» SHORT EXERCISE
Make a verbatim copy of the entries below; pictures stay out.

» DATA PROVIDED
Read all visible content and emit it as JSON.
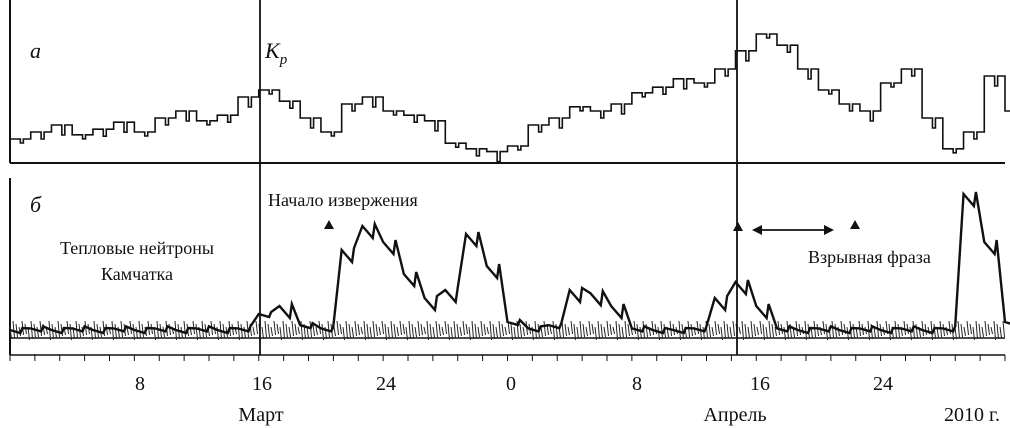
{
  "chart_data": [
    {
      "type": "line",
      "panel_label": "а",
      "series_label_main": "K",
      "series_label_sub": "p",
      "x": [
        0,
        1,
        2,
        3,
        4,
        5,
        6,
        7,
        8,
        9,
        10,
        11,
        12,
        13,
        14,
        15,
        16,
        17,
        18,
        19,
        20,
        21,
        22,
        23,
        24,
        25,
        26,
        27,
        28,
        29,
        30,
        31,
        32,
        33,
        34,
        35,
        36,
        37,
        38,
        39,
        40,
        41,
        42,
        43,
        44,
        45,
        46,
        47,
        48
      ],
      "values": [
        1.5,
        2.0,
        2.5,
        1.8,
        2.2,
        2.7,
        2.0,
        3.0,
        3.5,
        2.8,
        3.2,
        4.5,
        5.0,
        4.2,
        3.0,
        2.0,
        4.0,
        4.5,
        3.5,
        3.2,
        2.8,
        1.2,
        0.8,
        0.6,
        1.0,
        2.5,
        3.0,
        3.8,
        3.5,
        4.0,
        4.8,
        5.2,
        5.8,
        5.5,
        6.5,
        7.8,
        9.0,
        8.2,
        6.5,
        5.0,
        4.0,
        3.5,
        5.5,
        6.5,
        3.0,
        0.8,
        2.0,
        6.0,
        3.5
      ]
    },
    {
      "type": "line",
      "panel_label": "б",
      "title_lines": [
        "Тепловые нейтроны",
        "Камчатка"
      ],
      "x": [
        0,
        1,
        2,
        3,
        4,
        5,
        6,
        7,
        8,
        9,
        10,
        11,
        12,
        13,
        14,
        15,
        16,
        17,
        18,
        19,
        20,
        21,
        22,
        23,
        24,
        25,
        26,
        27,
        28,
        29,
        30,
        31,
        32,
        33,
        34,
        35,
        36,
        37,
        38,
        39,
        40,
        41,
        42,
        43,
        44,
        45,
        46,
        47,
        48
      ],
      "values": [
        0.5,
        0.6,
        0.5,
        0.6,
        0.5,
        0.6,
        0.5,
        0.6,
        0.5,
        0.6,
        0.5,
        0.6,
        1.5,
        2.0,
        0.8,
        0.6,
        5.5,
        7.0,
        6.0,
        4.0,
        2.5,
        3.0,
        6.5,
        4.5,
        1.0,
        0.6,
        0.8,
        3.0,
        2.8,
        2.0,
        0.6,
        0.5,
        0.5,
        0.6,
        2.5,
        3.5,
        2.0,
        0.6,
        0.5,
        0.6,
        0.5,
        0.6,
        0.5,
        0.6,
        0.5,
        0.6,
        9.0,
        6.0,
        1.0
      ]
    }
  ],
  "annotations": {
    "eruption_label": "Начало извержения",
    "phase_label": "Взрывная фраза"
  },
  "axis": {
    "ticks": [
      "8",
      "16",
      "24",
      "0",
      "8",
      "16",
      "24"
    ],
    "month_1": "Март",
    "month_2": "Апрель",
    "year": "2010 г."
  }
}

» THE RESPONSE
Read all visible content and emit it as JSON.
{
  "chart_data": [
    {
      "type": "line",
      "panel_label": "а",
      "series_label_main": "K",
      "series_label_sub": "p",
      "x": [
        0,
        1,
        2,
        3,
        4,
        5,
        6,
        7,
        8,
        9,
        10,
        11,
        12,
        13,
        14,
        15,
        16,
        17,
        18,
        19,
        20,
        21,
        22,
        23,
        24,
        25,
        26,
        27,
        28,
        29,
        30,
        31,
        32,
        33,
        34,
        35,
        36,
        37,
        38,
        39,
        40,
        41,
        42,
        43,
        44,
        45,
        46,
        47,
        48
      ],
      "values": [
        1.5,
        2.0,
        2.5,
        1.8,
        2.2,
        2.7,
        2.0,
        3.0,
        3.5,
        2.8,
        3.2,
        4.5,
        5.0,
        4.2,
        3.0,
        2.0,
        4.0,
        4.5,
        3.5,
        3.2,
        2.8,
        1.2,
        0.8,
        0.6,
        1.0,
        2.5,
        3.0,
        3.8,
        3.5,
        4.0,
        4.8,
        5.2,
        5.8,
        5.5,
        6.5,
        7.8,
        9.0,
        8.2,
        6.5,
        5.0,
        4.0,
        3.5,
        5.5,
        6.5,
        3.0,
        0.8,
        2.0,
        6.0,
        3.5
      ]
    },
    {
      "type": "line",
      "panel_label": "б",
      "title_lines": [
        "Тепловые нейтроны",
        "Камчатка"
      ],
      "x": [
        0,
        1,
        2,
        3,
        4,
        5,
        6,
        7,
        8,
        9,
        10,
        11,
        12,
        13,
        14,
        15,
        16,
        17,
        18,
        19,
        20,
        21,
        22,
        23,
        24,
        25,
        26,
        27,
        28,
        29,
        30,
        31,
        32,
        33,
        34,
        35,
        36,
        37,
        38,
        39,
        40,
        41,
        42,
        43,
        44,
        45,
        46,
        47,
        48
      ],
      "values": [
        0.5,
        0.6,
        0.5,
        0.6,
        0.5,
        0.6,
        0.5,
        0.6,
        0.5,
        0.6,
        0.5,
        0.6,
        1.5,
        2.0,
        0.8,
        0.6,
        5.5,
        7.0,
        6.0,
        4.0,
        2.5,
        3.0,
        6.5,
        4.5,
        1.0,
        0.6,
        0.8,
        3.0,
        2.8,
        2.0,
        0.6,
        0.5,
        0.5,
        0.6,
        2.5,
        3.5,
        2.0,
        0.6,
        0.5,
        0.6,
        0.5,
        0.6,
        0.5,
        0.6,
        0.5,
        0.6,
        9.0,
        6.0,
        1.0
      ]
    }
  ],
  "annotations": {
    "eruption_label": "Начало извержения",
    "phase_label": "Взрывная фраза"
  },
  "axis": {
    "ticks": [
      "8",
      "16",
      "24",
      "0",
      "8",
      "16",
      "24"
    ],
    "month_1": "Март",
    "month_2": "Апрель",
    "year": "2010 г."
  }
}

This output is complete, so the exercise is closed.